▶ [Problem statement] Reproduce each line that includes the word "document".

-=-=-=-=-

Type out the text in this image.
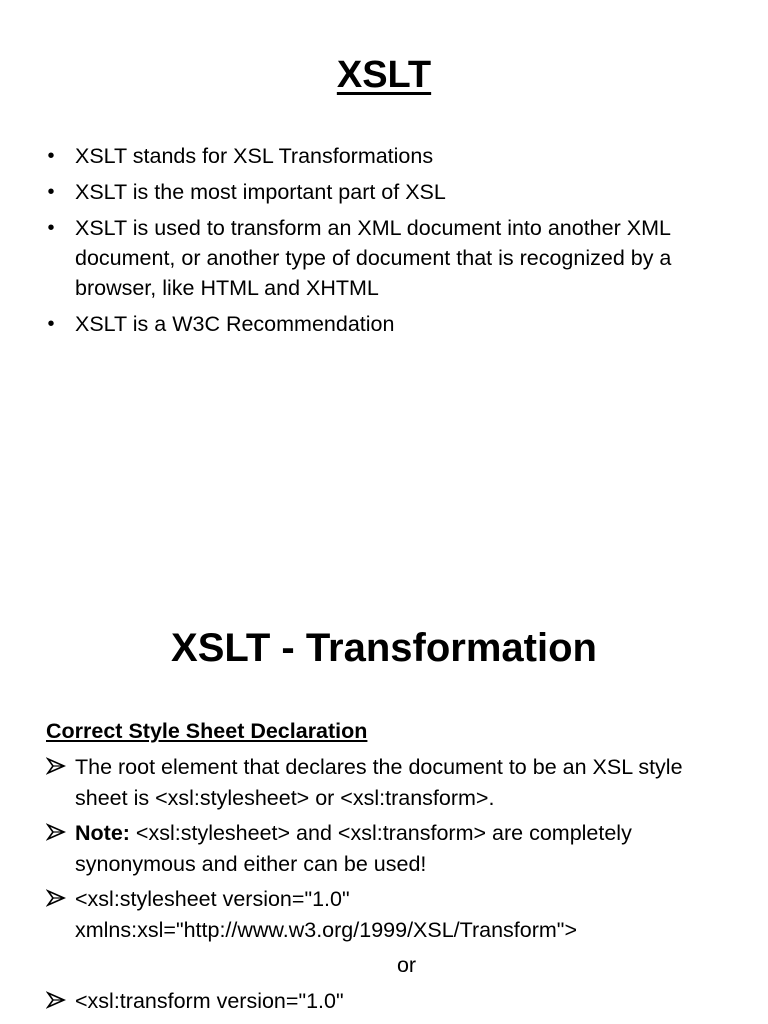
XSLT
• XSLT stands for XSL Transformations
• XSLT is the most important part of XSL
• XSLT is used to transform an XML document into another XML document, or another type of document that is recognized by a browser, like HTML and XHTML
• XSLT is a W3C Recommendation
XSLT - Transformation
Correct Style Sheet Declaration
The root element that declares the document to be an XSL style sheet is <xsl:stylesheet> or <xsl:transform>.
Note: <xsl:stylesheet> and <xsl:transform> are completely synonymous and either can be used!
<xsl:stylesheet version="1.0" xmlns:xsl="http://www.w3.org/1999/XSL/Transform">
or
<xsl:transform version="1.0"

-=-=-=-=-

▶ [Exercise output]
• XSLT is used to transform an XML document into another XML document, or another type of document that is recognized by a browser, like HTML and XHTML
The root element that declares the document to be an XSL style sheet is <xsl:stylesheet> or <xsl:transform>.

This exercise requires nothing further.